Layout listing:
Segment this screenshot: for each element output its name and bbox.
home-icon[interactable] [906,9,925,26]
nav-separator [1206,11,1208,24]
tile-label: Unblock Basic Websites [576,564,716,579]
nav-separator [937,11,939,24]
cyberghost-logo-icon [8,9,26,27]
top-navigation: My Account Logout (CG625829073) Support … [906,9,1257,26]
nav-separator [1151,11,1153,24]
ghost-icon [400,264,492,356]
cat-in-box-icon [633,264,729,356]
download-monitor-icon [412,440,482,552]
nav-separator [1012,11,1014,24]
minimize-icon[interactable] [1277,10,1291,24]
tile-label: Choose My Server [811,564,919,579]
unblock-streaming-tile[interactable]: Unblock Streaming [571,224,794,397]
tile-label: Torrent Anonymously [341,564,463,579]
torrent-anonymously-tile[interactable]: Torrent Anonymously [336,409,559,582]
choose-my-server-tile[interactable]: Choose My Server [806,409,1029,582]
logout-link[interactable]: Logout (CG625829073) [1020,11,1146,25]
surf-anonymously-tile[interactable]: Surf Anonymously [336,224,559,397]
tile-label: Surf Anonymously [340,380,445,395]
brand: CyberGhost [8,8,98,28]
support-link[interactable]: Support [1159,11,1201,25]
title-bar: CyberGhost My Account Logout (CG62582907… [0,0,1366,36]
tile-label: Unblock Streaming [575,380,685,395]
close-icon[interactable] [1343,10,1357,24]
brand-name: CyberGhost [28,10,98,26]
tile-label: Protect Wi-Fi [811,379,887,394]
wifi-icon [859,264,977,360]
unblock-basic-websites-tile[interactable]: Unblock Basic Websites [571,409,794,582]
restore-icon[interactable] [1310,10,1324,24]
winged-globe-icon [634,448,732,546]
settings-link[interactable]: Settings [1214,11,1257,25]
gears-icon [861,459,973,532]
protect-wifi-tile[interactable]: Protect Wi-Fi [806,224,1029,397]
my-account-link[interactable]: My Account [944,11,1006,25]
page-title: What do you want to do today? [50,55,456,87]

**Set task**
Return every line of the listing above that contains the word "title".

**Worked answer**
title-bar: CyberGhost My Account Logout (CG62582907… [0,0,1366,36]
page-title: What do you want to do today? [50,55,456,87]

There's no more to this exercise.